* Text segment *
[start]
Re: Stateful & Timely Call

Reza Rokni Thu, 23 Apr 2020 16:05:57 -0700

In general for others who may read the thread... If there is no natural key
in your data and you would like to make use of state and timers. Then a
simple pattern to use is :


WithKeys x - > randomint(1000)

This allows the work to go parallel.


On Fri, 24 Apr 2020, 04:45 Robert Bradshaw, <rober...@google.com> wrote:

> I may have misinterpreted your email, I thought you didn't have a need for
> keys at all. If this is actually the case, you don't need a GroupByKey,
> just have your DoFn take Rows as input, and emit List<Row> as output. That
> is, it's a DoFn<Row, List<Row>>.
>
> You can buffer multiple Rows in an instance variable between process
> element calls. For example,
>
> class MyBufferingDoFn<T, List<T>> {
>   List<T> buffer = new ArrayList<>();
>   @ProcessElement public void processElement(T elt,
> OutputReceiver<List<T>> out) {
>     buffer.append(out);
>     if (buffer.size() > 100) {
>       out.output(buffer);
>       buffer = new ArrayList<>();
>     }
>   }
>   @FinishBundle public void finishBundle(OutputReceiver<List<T>> out) {
>     out.output(buffer);
>     buffer = new ArrayList<>();
>   }
> }
>
> See
> https://beam.apache.org/releases/javadoc/2.20.0/org/apache/beam/sdk/transforms/ParDo.html
>  for
> more information on the lifetime of DoFns.
[end]
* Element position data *
[start]
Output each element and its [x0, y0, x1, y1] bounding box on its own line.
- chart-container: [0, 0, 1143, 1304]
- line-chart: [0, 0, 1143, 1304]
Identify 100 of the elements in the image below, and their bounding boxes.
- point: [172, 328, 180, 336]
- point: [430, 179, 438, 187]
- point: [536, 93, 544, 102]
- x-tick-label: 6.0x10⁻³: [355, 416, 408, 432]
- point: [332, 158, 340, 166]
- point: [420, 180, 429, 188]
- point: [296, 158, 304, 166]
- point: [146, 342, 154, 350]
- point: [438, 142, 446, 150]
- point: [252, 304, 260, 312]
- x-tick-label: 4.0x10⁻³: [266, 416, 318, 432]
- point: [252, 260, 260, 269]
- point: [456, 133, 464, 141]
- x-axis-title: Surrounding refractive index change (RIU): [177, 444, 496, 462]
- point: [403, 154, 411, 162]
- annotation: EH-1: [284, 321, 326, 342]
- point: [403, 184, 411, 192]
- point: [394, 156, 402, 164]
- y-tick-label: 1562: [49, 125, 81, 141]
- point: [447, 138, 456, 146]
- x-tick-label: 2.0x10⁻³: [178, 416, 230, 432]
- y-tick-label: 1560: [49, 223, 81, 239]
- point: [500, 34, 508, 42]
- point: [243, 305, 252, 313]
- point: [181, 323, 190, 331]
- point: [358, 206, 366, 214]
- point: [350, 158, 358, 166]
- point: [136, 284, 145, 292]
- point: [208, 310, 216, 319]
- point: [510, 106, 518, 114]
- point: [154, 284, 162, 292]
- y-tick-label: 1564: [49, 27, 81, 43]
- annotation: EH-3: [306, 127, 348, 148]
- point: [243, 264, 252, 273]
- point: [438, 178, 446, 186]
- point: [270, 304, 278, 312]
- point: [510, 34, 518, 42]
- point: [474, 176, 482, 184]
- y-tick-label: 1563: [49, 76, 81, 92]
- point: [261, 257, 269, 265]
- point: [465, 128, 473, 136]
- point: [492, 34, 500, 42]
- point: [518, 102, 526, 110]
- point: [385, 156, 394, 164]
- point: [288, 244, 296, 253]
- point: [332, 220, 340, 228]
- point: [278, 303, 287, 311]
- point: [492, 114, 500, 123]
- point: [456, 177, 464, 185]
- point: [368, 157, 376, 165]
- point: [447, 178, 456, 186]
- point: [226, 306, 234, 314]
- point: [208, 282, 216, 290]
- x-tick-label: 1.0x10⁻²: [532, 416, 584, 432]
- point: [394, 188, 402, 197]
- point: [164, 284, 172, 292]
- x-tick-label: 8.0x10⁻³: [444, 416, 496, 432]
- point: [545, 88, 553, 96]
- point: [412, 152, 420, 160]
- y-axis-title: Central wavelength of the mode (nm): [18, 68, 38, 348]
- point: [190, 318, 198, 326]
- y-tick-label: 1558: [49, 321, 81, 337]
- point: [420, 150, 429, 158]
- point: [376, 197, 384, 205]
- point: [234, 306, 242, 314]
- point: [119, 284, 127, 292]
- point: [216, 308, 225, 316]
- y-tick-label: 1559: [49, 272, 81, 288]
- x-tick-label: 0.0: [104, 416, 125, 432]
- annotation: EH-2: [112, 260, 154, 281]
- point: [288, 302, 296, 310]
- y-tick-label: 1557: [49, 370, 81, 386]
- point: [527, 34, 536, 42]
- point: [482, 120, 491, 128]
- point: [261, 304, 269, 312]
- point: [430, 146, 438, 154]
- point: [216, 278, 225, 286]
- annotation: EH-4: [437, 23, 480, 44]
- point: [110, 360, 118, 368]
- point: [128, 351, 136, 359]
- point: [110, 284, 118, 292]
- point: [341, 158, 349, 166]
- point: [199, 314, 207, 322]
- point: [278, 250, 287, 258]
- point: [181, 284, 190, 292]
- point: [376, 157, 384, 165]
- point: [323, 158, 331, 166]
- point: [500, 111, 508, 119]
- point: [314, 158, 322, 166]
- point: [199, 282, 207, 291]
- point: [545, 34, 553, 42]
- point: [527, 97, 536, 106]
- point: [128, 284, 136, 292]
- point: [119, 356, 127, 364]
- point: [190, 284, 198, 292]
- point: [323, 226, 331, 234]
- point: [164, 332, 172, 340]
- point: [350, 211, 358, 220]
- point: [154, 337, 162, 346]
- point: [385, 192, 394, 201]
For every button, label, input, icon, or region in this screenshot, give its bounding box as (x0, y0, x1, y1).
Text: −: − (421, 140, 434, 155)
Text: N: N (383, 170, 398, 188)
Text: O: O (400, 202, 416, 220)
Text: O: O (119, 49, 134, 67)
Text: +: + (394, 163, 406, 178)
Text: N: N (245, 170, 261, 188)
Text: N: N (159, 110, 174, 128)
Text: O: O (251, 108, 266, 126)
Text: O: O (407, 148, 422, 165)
[end]
* Written request A *
Answer these questions about the thread:
(i) Who wrote the reply at the top, and on what date?
(ii) According to Robert Bradshaw, what should the DoFn emit as output?
(iii) Which release version appears in the linked Javadoc address?
* Written request B *
Rewrite the listing from its first line through the line containing "- point: [447, 138, 456, 146]", inclusive, replacing "x-tick-label" with "x-axis-label" and leaving everything else unchanged.
The thread and the listing are unrelated to each other.

* Complete output A *
(i) Reza Rokni, on Thu, 23 Apr 2020.
(ii) List<Row>.
(iii) 2.20.0.

* Complete output B *
Output each element and its [x0, y0, x1, y1] bounding box on its own line.
- chart-container: [0, 0, 1143, 1304]
- line-chart: [0, 0, 1143, 1304]
Identify 100 of the elements in the image below, and their bounding boxes.
- point: [172, 328, 180, 336]
- point: [430, 179, 438, 187]
- point: [536, 93, 544, 102]
- x-axis-label: 6.0x10⁻³: [355, 416, 408, 432]
- point: [332, 158, 340, 166]
- point: [420, 180, 429, 188]
- point: [296, 158, 304, 166]
- point: [146, 342, 154, 350]
- point: [438, 142, 446, 150]
- point: [252, 304, 260, 312]
- x-axis-label: 4.0x10⁻³: [266, 416, 318, 432]
- point: [252, 260, 260, 269]
- point: [456, 133, 464, 141]
- x-axis-title: Surrounding refractive index change (RIU): [177, 444, 496, 462]
- point: [403, 154, 411, 162]
- annotation: EH-1: [284, 321, 326, 342]
- point: [403, 184, 411, 192]
- point: [394, 156, 402, 164]
- y-tick-label: 1562: [49, 125, 81, 141]
- point: [447, 138, 456, 146]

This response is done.